§ Instructions for the task: Exact repetition of every entry is required.

§ Data for this exercise:
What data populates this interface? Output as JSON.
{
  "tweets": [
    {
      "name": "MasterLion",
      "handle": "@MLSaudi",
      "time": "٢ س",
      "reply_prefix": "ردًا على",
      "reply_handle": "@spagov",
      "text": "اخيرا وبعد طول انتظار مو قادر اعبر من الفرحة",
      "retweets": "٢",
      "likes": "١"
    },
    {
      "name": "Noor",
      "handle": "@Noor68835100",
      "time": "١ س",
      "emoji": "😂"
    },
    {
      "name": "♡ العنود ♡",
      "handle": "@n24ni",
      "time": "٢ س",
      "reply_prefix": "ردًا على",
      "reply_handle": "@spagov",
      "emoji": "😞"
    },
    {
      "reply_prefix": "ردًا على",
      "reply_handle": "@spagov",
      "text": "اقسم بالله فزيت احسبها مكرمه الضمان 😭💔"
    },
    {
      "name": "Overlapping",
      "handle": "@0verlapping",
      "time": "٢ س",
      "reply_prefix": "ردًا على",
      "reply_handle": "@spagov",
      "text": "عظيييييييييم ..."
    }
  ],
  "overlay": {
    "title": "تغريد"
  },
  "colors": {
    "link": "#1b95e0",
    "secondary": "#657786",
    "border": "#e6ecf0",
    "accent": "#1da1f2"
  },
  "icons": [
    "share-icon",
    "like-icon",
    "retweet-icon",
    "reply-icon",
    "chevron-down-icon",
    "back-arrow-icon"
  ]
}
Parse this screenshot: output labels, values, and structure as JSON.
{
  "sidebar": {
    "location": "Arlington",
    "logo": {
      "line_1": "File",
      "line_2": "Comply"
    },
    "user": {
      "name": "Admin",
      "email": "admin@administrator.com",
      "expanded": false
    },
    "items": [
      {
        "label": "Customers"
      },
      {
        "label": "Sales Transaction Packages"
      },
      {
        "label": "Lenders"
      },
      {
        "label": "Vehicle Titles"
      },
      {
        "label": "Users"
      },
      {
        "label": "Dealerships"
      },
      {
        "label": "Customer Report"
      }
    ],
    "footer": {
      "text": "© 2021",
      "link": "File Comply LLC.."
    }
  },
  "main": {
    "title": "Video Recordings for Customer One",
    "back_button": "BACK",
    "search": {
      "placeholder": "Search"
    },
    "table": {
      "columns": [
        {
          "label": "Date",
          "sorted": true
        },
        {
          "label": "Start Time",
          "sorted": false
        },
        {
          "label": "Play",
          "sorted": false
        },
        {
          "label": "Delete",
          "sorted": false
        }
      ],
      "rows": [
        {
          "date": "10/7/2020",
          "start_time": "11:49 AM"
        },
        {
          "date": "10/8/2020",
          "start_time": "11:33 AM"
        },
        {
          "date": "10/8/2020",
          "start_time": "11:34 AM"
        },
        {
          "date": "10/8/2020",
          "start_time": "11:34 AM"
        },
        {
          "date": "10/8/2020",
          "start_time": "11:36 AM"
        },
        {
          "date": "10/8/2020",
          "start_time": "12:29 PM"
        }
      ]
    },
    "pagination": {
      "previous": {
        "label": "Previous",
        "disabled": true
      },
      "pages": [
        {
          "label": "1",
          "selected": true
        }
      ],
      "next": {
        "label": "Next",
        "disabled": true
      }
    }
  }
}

§ Written answer:
What data populates this interface? Output as JSON.
{
  "tweets": [
    {
      "name": "MasterLion",
      "handle": "@MLSaudi",
      "time": "٢ س",
      "reply_prefix": "ردًا على",
      "reply_handle": "@spagov",
      "text": "اخيرا وبعد طول انتظار مو قادر اعبر من الفرحة",
      "retweets": "٢",
      "likes": "١"
    },
    {
      "name": "Noor",
      "handle": "@Noor68835100",
      "time": "١ س",
      "emoji": "😂"
    },
    {
      "name": "♡ العنود ♡",
      "handle": "@n24ni",
      "time": "٢ س",
      "reply_prefix": "ردًا على",
      "reply_handle": "@spagov",
      "emoji": "😞"
    },
    {
      "reply_prefix": "ردًا على",
      "reply_handle": "@spagov",
      "text": "اقسم بالله فزيت احسبها مكرمه الضمان 😭💔"
    },
    {
      "name": "Overlapping",
      "handle": "@0verlapping",
      "time": "٢ س",
      "reply_prefix": "ردًا على",
      "reply_handle": "@spagov",
      "text": "عظيييييييييم ..."
    }
  ],
  "overlay": {
    "title": "تغريد"
  },
  "colors": {
    "link": "#1b95e0",
    "secondary": "#657786",
    "border": "#e6ecf0",
    "accent": "#1da1f2"
  },
  "icons": [
    "share-icon",
    "like-icon",
    "retweet-icon",
    "reply-icon",
    "chevron-down-icon",
    "back-arrow-icon"
  ]
}
Parse this screenshot: output labels, values, and structure as JSON.
{
  "sidebar": {
    "location": "Arlington",
    "logo": {
      "line_1": "File",
      "line_2": "Comply"
    },
    "user": {
      "name": "Admin",
      "email": "admin@administrator.com",
      "expanded": false
    },
    "items": [
      {
        "label": "Customers"
      },
      {
        "label": "Sales Transaction Packages"
      },
      {
        "label": "Lenders"
      },
      {
        "label": "Vehicle Titles"
      },
      {
        "label": "Users"
      },
      {
        "label": "Dealerships"
      },
      {
        "label": "Customer Report"
      }
    ],
    "footer": {
      "text": "© 2021",
      "link": "File Comply LLC.."
    }
  },
  "main": {
    "title": "Video Recordings for Customer One",
    "back_button": "BACK",
    "search": {
      "placeholder": "Search"
    },
    "table": {
      "columns": [
        {
          "label": "Date",
          "sorted": true
        },
        {
          "label": "Start Time",
          "sorted": false
        },
        {
          "label": "Play",
          "sorted": false
        },
        {
          "label": "Delete",
          "sorted": false
        }
      ],
      "rows": [
        {
          "date": "10/7/2020",
          "start_time": "11:49 AM"
        },
        {
          "date": "10/8/2020",
          "start_time": "11:33 AM"
        },
        {
          "date": "10/8/2020",
          "start_time": "11:34 AM"
        },
        {
          "date": "10/8/2020",
          "start_time": "11:34 AM"
        },
        {
          "date": "10/8/2020",
          "start_time": "11:36 AM"
        },
        {
          "date": "10/8/2020",
          "start_time": "12:29 PM"
        }
      ]
    },
    "pagination": {
      "previous": {
        "label": "Previous",
        "disabled": true
      },
      "pages": [
        {
          "label": "1",
          "selected": true
        }
      ],
      "next": {
        "label": "Next",
        "disabled": true
      }
    }
  }
}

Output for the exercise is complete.